Challenge
Output every line of the material exactly, omitting images.

Raw records
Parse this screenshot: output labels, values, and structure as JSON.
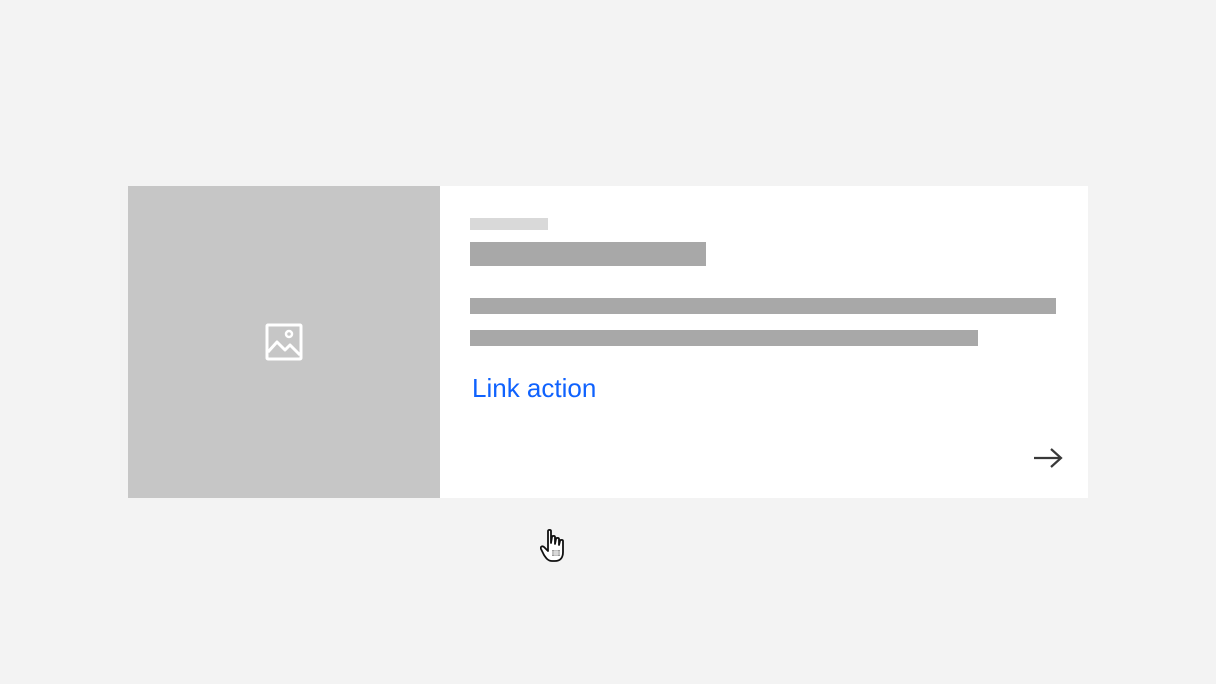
{
  "card": {
    "media_icon": "image-icon",
    "link_label": "Link action",
    "arrow_icon": "arrow-right-icon"
  },
  "cursor": {
    "icon": "hand-pointer-cursor-icon"
  },
  "colors": {
    "page_background": "#f3f3f3",
    "card_background": "#ffffff",
    "media_background": "#c6c6c6",
    "placeholder_light": "#d9d9d9",
    "placeholder_dark": "#a8a8a8",
    "link": "#0f62fe"
  }
}
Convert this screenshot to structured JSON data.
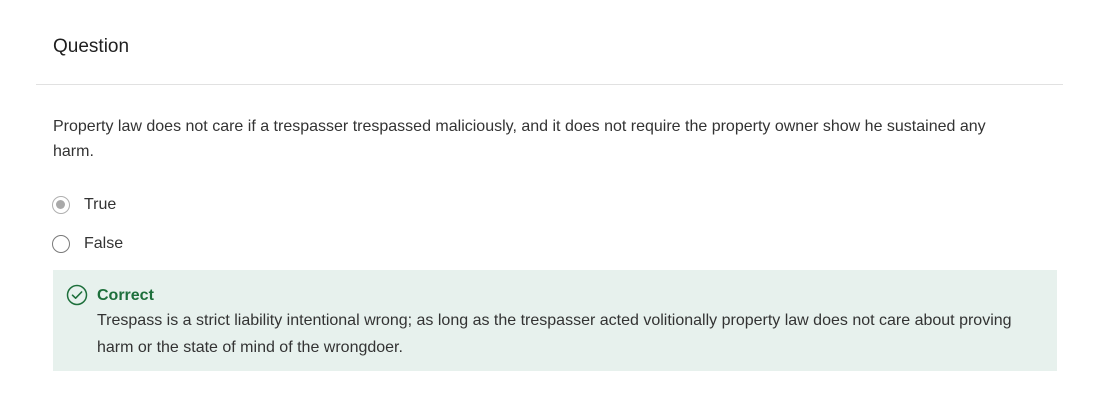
{
  "header": {
    "title": "Question"
  },
  "question": {
    "text": "Property law does not care if a trespasser trespassed maliciously, and it does not require the property owner show he sustained any harm."
  },
  "options": [
    {
      "label": "True",
      "selected": true
    },
    {
      "label": "False",
      "selected": false
    }
  ],
  "feedback": {
    "status": "Correct",
    "icon": "check-circle-icon",
    "color": "#1d6f3b",
    "background": "#e7f1ed",
    "text": "Trespass is a strict liability intentional wrong; as long as the trespasser acted volitionally property law does not care about proving harm or the state of mind of the wrongdoer."
  }
}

Output of the exercise
Parse this screenshot: output labels, values, and structure as JSON.
{
  "card": {
    "media_icon": "image-icon",
    "link_label": "Link action",
    "arrow_icon": "arrow-right-icon"
  },
  "cursor": {
    "icon": "hand-pointer-cursor-icon"
  },
  "colors": {
    "page_background": "#f3f3f3",
    "card_background": "#ffffff",
    "media_background": "#c6c6c6",
    "placeholder_light": "#d9d9d9",
    "placeholder_dark": "#a8a8a8",
    "link": "#0f62fe"
  }
}
Convert this screenshot to structured JSON data.
{
  "header": {
    "title": "Question"
  },
  "question": {
    "text": "Property law does not care if a trespasser trespassed maliciously, and it does not require the property owner show he sustained any harm."
  },
  "options": [
    {
      "label": "True",
      "selected": true
    },
    {
      "label": "False",
      "selected": false
    }
  ],
  "feedback": {
    "status": "Correct",
    "icon": "check-circle-icon",
    "color": "#1d6f3b",
    "background": "#e7f1ed",
    "text": "Trespass is a strict liability intentional wrong; as long as the trespasser acted volitionally property law does not care about proving harm or the state of mind of the wrongdoer."
  }
}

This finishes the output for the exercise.